Exercise set
A) How much is the monumental building plan in Skopje worth, according to the film and installation descriptions?
B) Translate this sentence from the film and installation descriptions into German: "In Skopje, capital of Macedonia, the government wants to fabricate national history - with a monumental building plan worth over 80 million Euros."
C) Write what comes next in the film and installation descriptions, picking up after their final sentence.

Text excerpt
#####
Over and over again, structures of larger contexts can be retrieved in details. They mirror, they contradict, they caricature each other. And again, all human thinking seems to be an enormous utopia within the framework we can hardly adjust. Our physical space is limited, but therein, mental constructions come to improbable proportions. The film connects fragments of memories, thoughts and observations, finding recurrent themes in different graduation. Therefore these fragments become something different, they form their own.
Circling

The people are in turmoil. The ground from which their enchanted garden grows, is trembling. Between bushes and trees, flowerbeds and fountains, everyone has lost their way on their own. Their eyes search for paths, their hands try to remember. Sometimes they spot something. Sometimes they listen. They catch a whisper, a faint promise. They follow the petals downstream. Further.
A Thousand Waves Away

In Skopje, capital of Macedonia, the government wants to fabricate national history - with a monumental building plan worth over 80 million Euros. In "Bigger Than Life", we ask: Does it sell? Do we believe the city to be the origin of Europe and its cradle of ancient high civilization as they try to stage it? Who has the power to construct history? A music film in four acts.
Bigger Than Life

An audio-visual installation by Helena Wittmann and Nika Son, based on the interaction of the shape and the sound from waves. The delicate image-installation arouses an awe of audiovisual senses to the audience. The shape of waves, the pitch of sound, and the innumerably changing waves made by screens of two different sizes, create the message of formation, evolution and extinction in the audio-visual, synesthetic sense.
Wildness of Waves

This precisely calibrated domestic diorama alights upon the imagined futures of a group of anonymous young adults. In Helena Wittmann’s warmly rendered feat of formalist filmmaking, questions of time and the realities of space convene in languid interior pans, incremental shifts in light, and the private reflections of her subjects.
#####
Document layout analysis data

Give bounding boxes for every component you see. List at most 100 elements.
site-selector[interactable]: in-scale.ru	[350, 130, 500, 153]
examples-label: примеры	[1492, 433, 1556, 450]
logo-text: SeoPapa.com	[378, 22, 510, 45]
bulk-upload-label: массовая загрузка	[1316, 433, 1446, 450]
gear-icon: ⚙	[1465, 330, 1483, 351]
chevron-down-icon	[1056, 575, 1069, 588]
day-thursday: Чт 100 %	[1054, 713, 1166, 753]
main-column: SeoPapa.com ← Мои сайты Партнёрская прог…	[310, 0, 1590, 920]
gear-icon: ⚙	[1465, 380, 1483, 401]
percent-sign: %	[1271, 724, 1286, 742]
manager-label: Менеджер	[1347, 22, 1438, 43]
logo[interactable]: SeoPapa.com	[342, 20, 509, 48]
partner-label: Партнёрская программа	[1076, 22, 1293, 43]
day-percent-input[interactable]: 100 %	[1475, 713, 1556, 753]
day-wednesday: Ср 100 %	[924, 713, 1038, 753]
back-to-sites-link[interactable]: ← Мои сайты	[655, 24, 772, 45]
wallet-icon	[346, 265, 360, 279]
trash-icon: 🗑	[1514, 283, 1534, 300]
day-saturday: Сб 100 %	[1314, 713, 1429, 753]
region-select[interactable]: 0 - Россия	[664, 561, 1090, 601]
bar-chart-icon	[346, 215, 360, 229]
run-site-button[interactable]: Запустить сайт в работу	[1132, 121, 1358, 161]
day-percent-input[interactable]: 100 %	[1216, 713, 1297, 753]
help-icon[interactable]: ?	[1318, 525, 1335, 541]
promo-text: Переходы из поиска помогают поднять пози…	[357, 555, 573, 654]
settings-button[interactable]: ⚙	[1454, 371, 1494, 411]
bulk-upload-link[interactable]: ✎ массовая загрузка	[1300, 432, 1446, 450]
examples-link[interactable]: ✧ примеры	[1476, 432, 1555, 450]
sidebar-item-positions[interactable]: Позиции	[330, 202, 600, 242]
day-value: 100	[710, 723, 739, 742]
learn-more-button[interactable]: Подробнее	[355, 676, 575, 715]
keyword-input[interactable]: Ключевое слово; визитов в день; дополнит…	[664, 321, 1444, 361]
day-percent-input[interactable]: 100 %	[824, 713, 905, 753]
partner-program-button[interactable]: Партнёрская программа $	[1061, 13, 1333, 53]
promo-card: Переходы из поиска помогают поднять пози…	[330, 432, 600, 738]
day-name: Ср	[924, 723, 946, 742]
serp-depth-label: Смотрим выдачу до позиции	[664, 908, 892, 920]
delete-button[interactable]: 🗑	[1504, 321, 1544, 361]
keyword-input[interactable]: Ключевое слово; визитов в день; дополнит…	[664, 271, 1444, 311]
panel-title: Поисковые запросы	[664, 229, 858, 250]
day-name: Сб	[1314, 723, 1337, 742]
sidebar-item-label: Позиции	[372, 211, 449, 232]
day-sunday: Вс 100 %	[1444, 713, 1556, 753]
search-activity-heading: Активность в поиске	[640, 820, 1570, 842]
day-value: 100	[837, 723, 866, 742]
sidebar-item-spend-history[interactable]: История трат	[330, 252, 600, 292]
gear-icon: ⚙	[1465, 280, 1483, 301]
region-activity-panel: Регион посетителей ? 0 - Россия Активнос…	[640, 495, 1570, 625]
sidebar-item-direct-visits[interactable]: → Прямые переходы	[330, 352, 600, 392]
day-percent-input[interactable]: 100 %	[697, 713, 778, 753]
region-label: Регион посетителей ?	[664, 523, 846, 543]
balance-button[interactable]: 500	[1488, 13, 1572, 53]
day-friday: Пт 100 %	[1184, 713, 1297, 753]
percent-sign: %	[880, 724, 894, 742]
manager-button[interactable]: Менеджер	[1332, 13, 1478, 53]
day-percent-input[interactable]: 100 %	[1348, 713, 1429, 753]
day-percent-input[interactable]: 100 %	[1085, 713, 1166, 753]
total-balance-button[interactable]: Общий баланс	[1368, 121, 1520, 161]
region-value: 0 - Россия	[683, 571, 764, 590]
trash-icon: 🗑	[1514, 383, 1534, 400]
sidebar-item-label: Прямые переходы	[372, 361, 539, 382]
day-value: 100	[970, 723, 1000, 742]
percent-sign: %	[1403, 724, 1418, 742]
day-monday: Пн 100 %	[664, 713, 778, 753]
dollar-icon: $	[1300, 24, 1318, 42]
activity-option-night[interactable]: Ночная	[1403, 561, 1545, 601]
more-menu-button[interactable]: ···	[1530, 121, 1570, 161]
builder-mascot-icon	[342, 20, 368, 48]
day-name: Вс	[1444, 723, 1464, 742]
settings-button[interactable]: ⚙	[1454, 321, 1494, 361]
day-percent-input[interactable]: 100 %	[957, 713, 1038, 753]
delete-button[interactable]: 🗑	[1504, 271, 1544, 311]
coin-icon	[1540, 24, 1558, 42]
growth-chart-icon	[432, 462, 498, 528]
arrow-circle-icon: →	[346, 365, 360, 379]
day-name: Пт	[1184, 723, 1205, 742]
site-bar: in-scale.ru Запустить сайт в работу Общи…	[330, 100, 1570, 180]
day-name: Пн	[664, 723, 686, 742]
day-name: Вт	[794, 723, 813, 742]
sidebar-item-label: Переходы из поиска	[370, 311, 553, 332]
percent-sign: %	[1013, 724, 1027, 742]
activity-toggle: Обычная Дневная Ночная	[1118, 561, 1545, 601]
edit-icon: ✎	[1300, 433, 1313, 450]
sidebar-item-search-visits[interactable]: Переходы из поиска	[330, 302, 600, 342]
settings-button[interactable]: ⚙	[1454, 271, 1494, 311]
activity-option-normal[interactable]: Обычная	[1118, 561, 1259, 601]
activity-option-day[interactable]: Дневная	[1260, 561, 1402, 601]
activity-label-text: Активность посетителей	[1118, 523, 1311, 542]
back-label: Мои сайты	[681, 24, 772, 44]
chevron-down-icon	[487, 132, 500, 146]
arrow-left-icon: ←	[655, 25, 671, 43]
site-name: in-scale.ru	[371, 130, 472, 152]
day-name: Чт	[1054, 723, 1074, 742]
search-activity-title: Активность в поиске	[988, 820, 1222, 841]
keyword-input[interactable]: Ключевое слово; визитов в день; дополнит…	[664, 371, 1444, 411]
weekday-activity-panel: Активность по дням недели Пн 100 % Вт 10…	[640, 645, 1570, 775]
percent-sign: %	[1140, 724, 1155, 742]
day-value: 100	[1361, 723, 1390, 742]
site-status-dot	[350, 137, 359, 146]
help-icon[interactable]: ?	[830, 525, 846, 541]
#####
Answers for each item
A) It is worth over 80 million Euros.

B) In Skopje, der Hauptstadt Mazedoniens, will die Regierung nationale Geschichte fabrizieren – mit einem monumentalen Bauplan im Wert von über 80 Millionen Euro.

C)
Ada Kaleh

In addition to demonstrating the unexpected complexities of individual life paths, THE WILD establishes the possibility of “cinematic space” becoming a type of “third space”. Two seemingly contrasting spaces merge to construct a new space. The first space is the living room of a retired couple. The second space is embodied in Super 8 recordings filmed by the old man during his numerous trips to Africa and Asia during the 60s, 70s, 80s and 90s. The pictures show exotic animals which are projected directly onto the walls and furniture of the house. The assembly of these differing spaces does not create a more succinct boundary between them, but rather assists in the mingling of the two spaces. In this fleeting moment of third space, as it is limited by time, a new cinematic reality is formed.
The Wild

Water as a physical and metaphysical metaphor and background of human existence. A docu-fictional essay between the Brazilian Sertão-deserts and the Northern-German flood areas of Dithmarschen. Dramas and day-by-day-observations in times of climate change.
virar mar / meer werden / becoming sea

A young girl is cured of her epilepsy just as summer vacation is about to begin. During her last days with her classmates, she’ll come to experience life in a new way. Arranged as a series of elliptical tableaux, this haunting narrative from Luise Donschen (Casanova Gene) captures a simultaneous sense of discovery and disorientation as it proceeds from the confines of the classroom to a wider world of adolescent anxieties.
Entire Days Together

The film is a form-concious study of a city as well as of a site specific artwork by Anthony McCall. In it’s own way the film enables to re-experience this city again and again. On the other hand the film is a documentation of the artwork; of its conditions and its becoming.
Anthony McCall: Crossing The Elbe
Potatoes have to be peeled, withered orchid blossoms must be plucked. Then everything is in order.